* Input material *
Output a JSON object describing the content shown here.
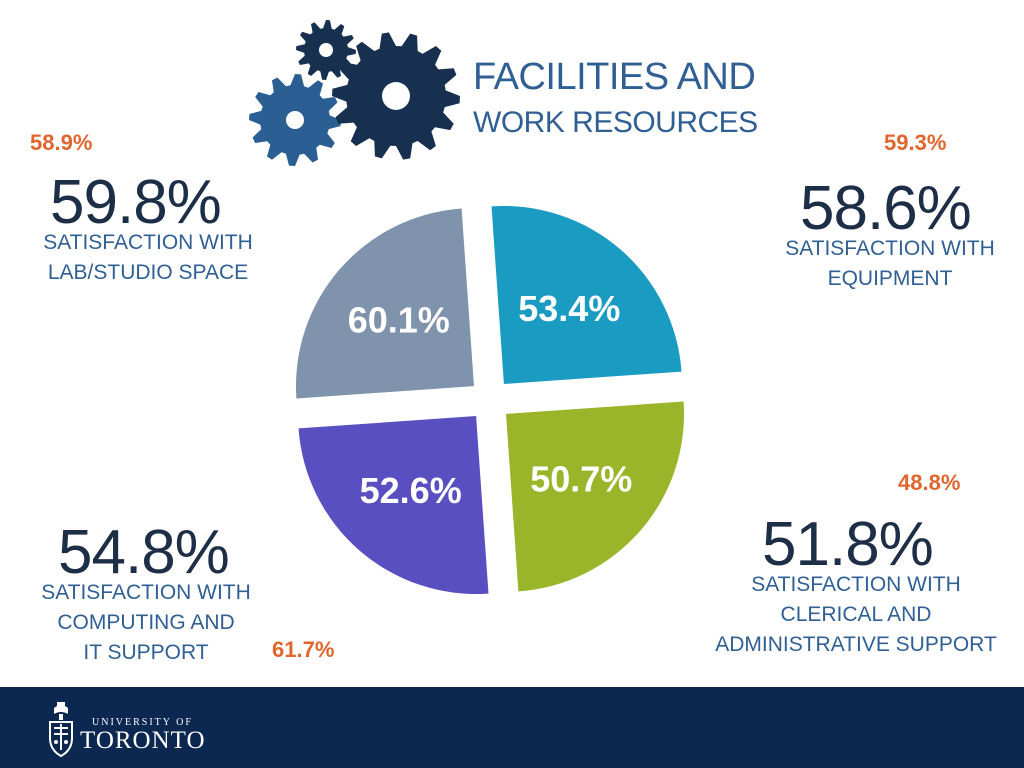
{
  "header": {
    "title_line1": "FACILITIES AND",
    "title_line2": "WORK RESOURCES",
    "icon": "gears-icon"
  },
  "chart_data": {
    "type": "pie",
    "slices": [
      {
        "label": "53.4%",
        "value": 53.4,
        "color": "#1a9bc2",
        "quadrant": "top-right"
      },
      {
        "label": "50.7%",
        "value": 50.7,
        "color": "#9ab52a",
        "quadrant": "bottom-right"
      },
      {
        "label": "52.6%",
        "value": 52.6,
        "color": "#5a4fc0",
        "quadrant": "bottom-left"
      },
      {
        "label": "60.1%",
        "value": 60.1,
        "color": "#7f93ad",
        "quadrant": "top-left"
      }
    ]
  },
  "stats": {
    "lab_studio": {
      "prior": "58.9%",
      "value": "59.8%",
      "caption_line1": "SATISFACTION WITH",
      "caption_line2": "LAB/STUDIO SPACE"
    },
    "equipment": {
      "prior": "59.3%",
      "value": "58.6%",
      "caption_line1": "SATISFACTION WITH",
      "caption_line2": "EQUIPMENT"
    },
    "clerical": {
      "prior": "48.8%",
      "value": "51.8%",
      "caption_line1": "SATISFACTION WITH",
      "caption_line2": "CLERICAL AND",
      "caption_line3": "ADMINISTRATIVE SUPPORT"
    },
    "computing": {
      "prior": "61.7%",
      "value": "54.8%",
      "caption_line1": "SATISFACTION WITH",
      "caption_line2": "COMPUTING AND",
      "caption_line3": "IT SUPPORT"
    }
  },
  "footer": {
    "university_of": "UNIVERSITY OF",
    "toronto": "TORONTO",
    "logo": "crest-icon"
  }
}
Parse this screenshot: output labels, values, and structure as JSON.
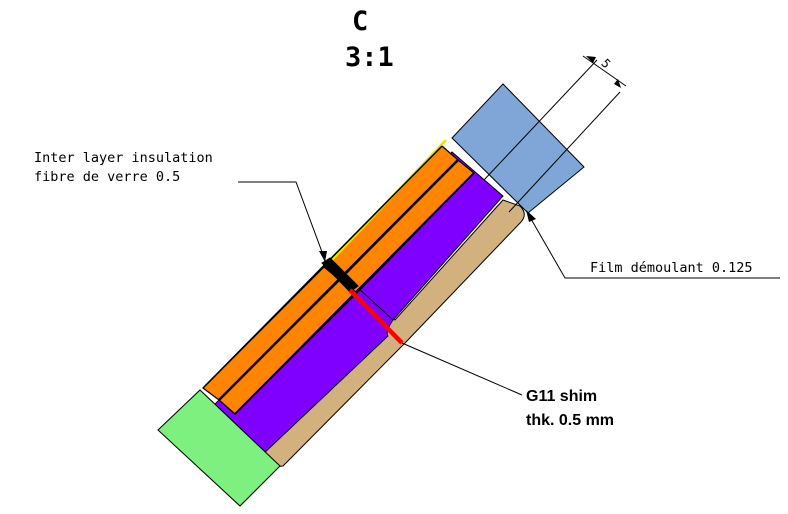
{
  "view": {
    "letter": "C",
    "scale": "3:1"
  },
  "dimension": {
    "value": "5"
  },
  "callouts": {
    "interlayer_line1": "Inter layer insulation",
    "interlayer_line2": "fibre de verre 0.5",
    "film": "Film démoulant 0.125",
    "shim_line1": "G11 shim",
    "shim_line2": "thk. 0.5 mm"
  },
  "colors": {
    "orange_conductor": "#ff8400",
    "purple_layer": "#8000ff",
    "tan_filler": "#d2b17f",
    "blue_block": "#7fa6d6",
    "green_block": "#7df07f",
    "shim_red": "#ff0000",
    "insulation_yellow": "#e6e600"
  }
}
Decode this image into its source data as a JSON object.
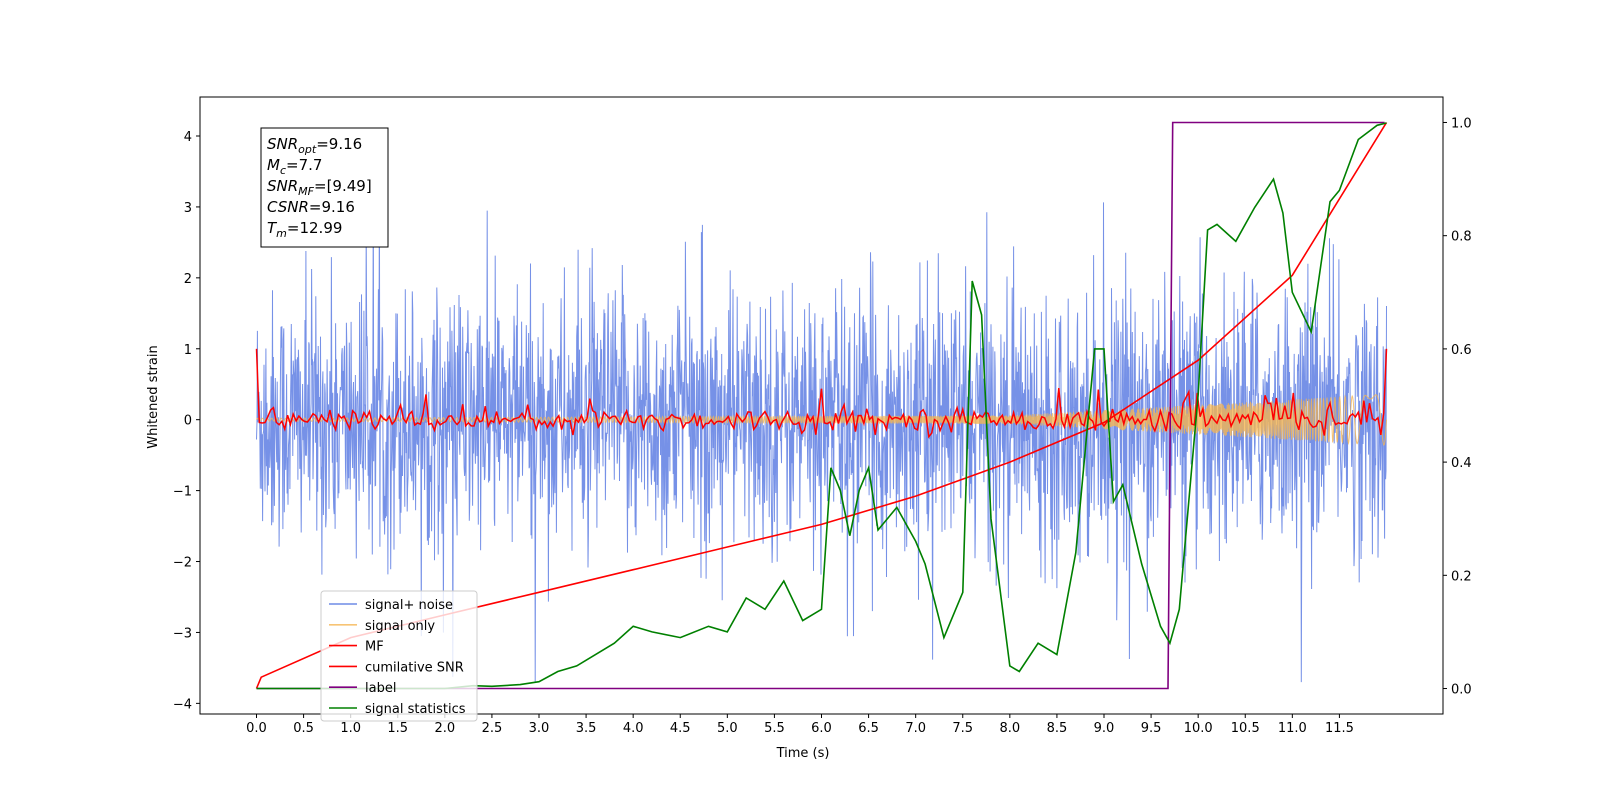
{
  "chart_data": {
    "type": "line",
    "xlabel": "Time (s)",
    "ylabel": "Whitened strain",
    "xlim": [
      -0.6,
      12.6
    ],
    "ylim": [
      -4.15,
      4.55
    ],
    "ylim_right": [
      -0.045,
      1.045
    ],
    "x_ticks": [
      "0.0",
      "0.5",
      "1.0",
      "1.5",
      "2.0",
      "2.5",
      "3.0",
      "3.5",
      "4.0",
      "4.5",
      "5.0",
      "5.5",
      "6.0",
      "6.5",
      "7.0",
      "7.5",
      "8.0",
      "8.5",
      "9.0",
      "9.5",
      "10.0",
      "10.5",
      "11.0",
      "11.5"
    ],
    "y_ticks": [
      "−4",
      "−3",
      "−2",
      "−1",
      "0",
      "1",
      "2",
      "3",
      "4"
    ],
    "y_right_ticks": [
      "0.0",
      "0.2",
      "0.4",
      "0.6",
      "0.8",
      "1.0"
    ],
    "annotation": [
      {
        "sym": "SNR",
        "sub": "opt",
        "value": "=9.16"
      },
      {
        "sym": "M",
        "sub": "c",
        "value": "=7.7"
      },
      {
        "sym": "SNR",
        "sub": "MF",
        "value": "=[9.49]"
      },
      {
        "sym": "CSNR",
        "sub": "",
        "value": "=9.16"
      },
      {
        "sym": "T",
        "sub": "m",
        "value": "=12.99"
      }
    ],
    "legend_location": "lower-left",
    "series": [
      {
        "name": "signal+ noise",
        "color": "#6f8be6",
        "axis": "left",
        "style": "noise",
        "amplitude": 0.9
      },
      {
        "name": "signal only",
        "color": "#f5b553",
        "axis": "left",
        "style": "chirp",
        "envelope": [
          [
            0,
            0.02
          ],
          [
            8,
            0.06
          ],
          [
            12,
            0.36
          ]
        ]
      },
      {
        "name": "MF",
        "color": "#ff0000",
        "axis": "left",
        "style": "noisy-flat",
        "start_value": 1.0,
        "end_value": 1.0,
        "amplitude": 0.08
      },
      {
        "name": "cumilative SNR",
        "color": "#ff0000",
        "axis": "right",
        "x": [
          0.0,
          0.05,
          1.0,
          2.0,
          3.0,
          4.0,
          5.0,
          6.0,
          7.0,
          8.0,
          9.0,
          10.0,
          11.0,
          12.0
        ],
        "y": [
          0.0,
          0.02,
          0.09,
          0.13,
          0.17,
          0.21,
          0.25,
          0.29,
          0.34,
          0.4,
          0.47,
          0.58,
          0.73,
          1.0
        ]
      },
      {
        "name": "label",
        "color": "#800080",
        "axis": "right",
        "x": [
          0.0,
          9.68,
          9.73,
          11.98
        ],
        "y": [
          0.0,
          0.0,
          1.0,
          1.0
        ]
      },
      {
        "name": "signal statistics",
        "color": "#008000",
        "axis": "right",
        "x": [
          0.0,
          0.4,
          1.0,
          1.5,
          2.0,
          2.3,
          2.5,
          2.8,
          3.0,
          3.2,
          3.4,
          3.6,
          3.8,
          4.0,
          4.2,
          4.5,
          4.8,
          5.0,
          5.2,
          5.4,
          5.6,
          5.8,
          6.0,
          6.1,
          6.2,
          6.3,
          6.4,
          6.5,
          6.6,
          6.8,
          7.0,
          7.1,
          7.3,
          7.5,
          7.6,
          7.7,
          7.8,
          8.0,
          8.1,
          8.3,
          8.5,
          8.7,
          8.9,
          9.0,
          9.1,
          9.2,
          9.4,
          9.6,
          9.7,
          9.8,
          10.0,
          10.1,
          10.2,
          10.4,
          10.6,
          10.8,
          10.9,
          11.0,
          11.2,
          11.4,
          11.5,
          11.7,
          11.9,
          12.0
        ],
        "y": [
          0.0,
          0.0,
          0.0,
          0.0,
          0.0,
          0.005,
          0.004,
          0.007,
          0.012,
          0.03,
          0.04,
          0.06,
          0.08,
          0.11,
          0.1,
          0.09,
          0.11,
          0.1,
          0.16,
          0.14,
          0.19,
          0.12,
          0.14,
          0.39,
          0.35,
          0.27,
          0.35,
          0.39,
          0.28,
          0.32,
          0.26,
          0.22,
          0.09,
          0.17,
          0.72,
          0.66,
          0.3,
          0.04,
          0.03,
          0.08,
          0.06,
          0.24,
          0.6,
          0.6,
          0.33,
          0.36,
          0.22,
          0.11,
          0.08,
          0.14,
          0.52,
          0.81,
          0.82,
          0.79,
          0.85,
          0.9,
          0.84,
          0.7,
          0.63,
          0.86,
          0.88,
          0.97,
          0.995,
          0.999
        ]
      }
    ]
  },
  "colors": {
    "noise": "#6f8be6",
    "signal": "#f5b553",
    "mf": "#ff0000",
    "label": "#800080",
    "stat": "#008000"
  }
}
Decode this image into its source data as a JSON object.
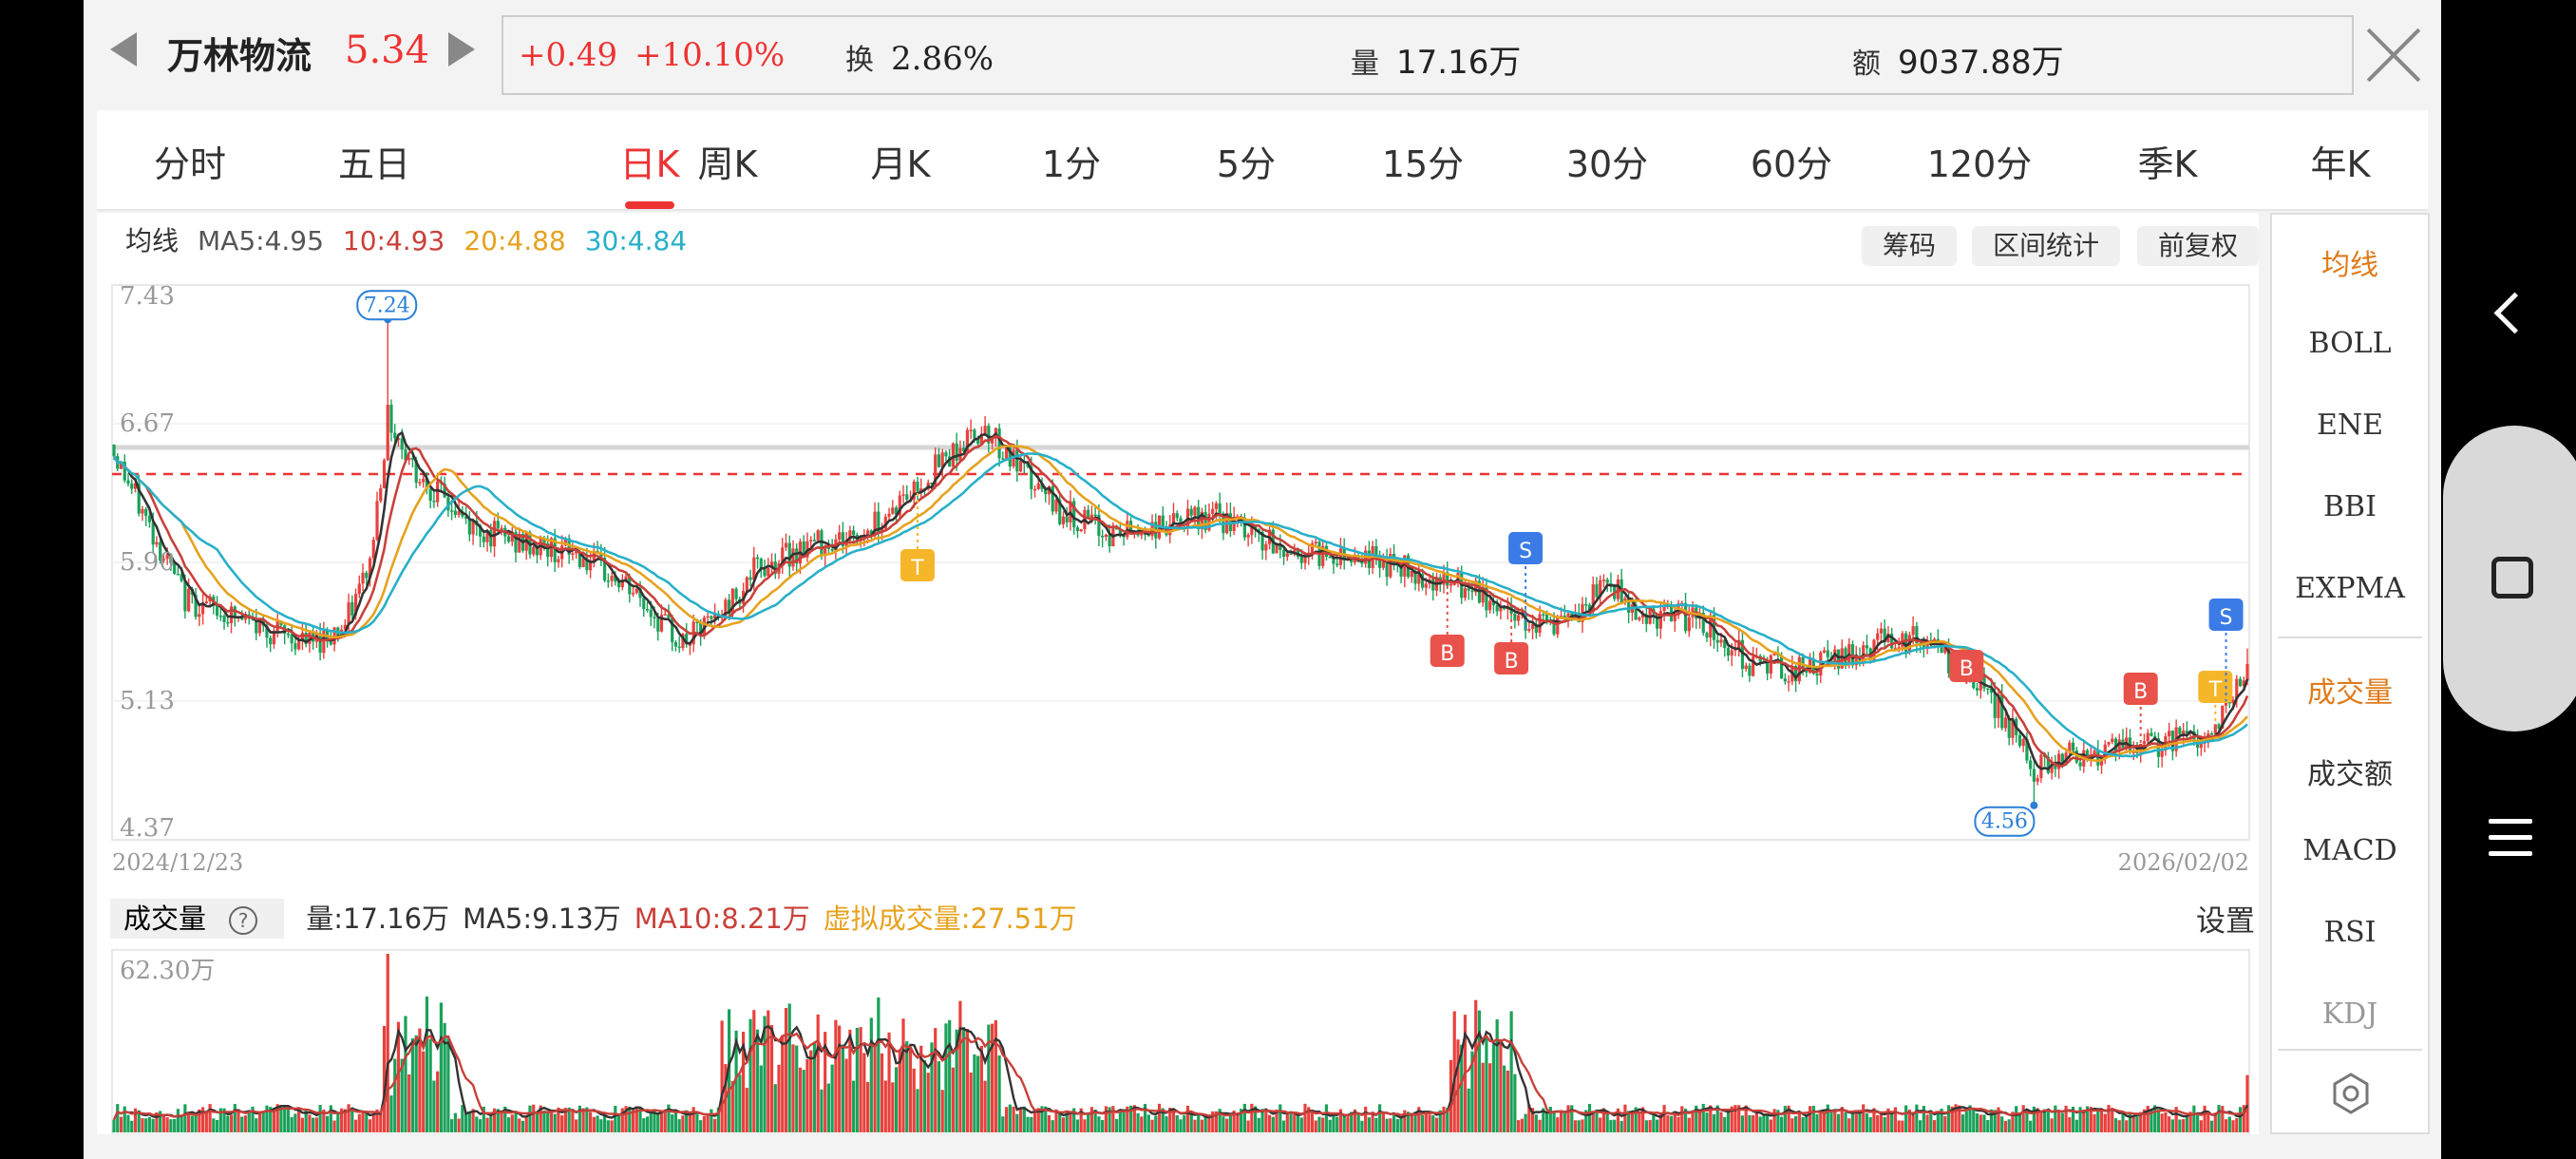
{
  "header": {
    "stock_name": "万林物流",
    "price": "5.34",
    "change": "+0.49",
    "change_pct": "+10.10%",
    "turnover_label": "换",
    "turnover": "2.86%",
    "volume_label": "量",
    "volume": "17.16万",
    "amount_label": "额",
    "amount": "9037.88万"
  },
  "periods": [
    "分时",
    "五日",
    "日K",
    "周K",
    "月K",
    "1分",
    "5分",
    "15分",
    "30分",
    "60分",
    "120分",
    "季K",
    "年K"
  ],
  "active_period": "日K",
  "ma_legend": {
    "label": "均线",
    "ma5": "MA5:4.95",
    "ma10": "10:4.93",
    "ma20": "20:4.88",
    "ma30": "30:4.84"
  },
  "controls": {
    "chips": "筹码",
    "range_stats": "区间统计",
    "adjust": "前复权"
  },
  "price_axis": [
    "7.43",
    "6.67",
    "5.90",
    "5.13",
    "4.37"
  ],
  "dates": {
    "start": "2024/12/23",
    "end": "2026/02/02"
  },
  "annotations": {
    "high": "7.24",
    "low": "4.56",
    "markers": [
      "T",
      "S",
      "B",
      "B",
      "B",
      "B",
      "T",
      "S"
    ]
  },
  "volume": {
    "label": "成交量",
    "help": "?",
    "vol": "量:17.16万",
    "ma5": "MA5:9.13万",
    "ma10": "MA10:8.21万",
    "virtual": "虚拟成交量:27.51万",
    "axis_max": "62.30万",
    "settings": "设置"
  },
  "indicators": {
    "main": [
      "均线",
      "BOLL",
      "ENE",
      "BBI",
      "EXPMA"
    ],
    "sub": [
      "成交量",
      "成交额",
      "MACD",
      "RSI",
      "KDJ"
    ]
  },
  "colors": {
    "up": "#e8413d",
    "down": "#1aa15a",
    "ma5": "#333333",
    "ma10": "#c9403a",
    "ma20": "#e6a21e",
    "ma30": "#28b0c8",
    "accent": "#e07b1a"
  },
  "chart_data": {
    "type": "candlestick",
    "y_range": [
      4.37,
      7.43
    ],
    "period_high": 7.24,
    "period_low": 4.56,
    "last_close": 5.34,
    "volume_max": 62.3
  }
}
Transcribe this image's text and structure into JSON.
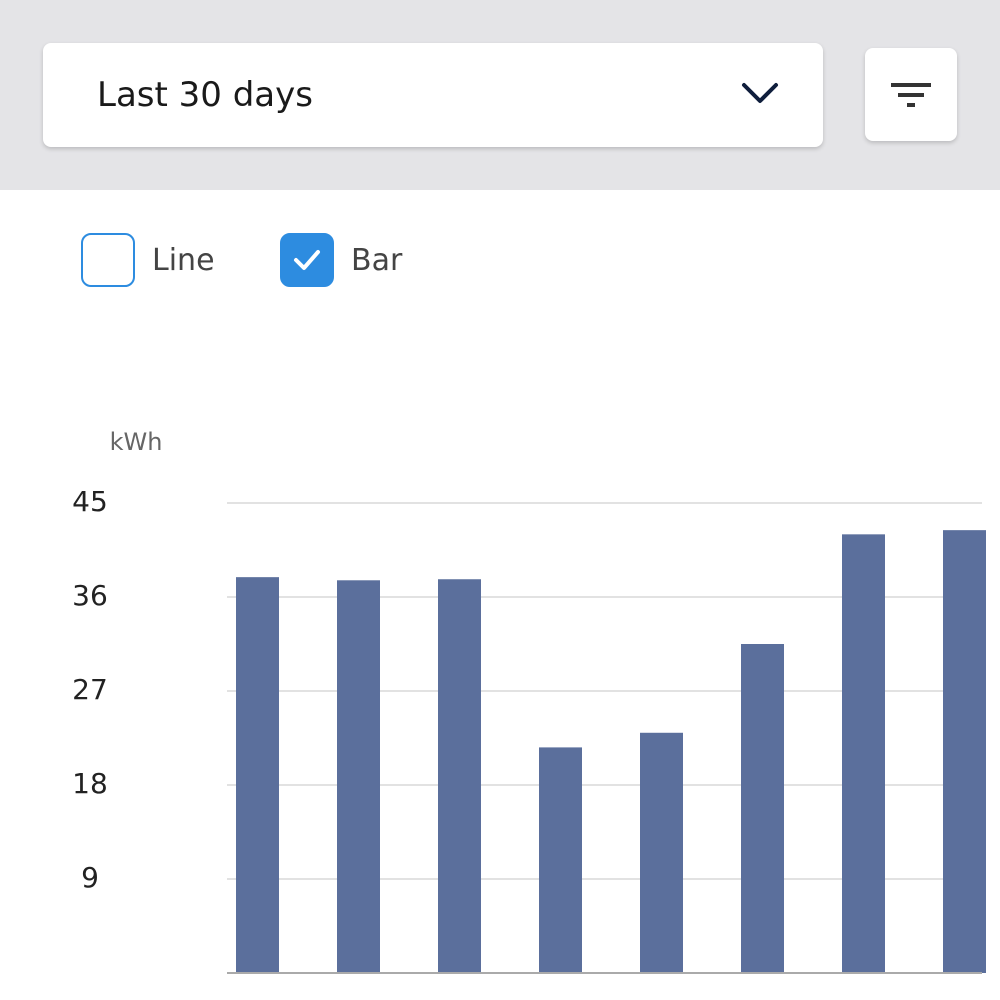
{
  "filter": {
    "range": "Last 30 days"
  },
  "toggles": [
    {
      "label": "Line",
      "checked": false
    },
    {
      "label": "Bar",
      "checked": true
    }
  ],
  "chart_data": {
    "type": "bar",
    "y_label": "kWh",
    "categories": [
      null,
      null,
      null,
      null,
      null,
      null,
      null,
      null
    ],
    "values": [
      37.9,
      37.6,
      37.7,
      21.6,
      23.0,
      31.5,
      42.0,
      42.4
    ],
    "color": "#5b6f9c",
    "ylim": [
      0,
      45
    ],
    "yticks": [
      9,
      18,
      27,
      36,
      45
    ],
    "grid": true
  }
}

* Exercise *
Copy, exactly and exclusively, the lines beginning with the one that contains "Transcribe this image's" and ending with the last line of the listing; pictures are to be omitted.

* Response to this exercise *
Transcribe this image's text and structure into JSON.
{
  "filter": {
    "range": "Last 30 days"
  },
  "toggles": [
    {
      "label": "Line",
      "checked": false
    },
    {
      "label": "Bar",
      "checked": true
    }
  ],
  "chart_data": {
    "type": "bar",
    "y_label": "kWh",
    "categories": [
      null,
      null,
      null,
      null,
      null,
      null,
      null,
      null
    ],
    "values": [
      37.9,
      37.6,
      37.7,
      21.6,
      23.0,
      31.5,
      42.0,
      42.4
    ],
    "color": "#5b6f9c",
    "ylim": [
      0,
      45
    ],
    "yticks": [
      9,
      18,
      27,
      36,
      45
    ],
    "grid": true
  }
}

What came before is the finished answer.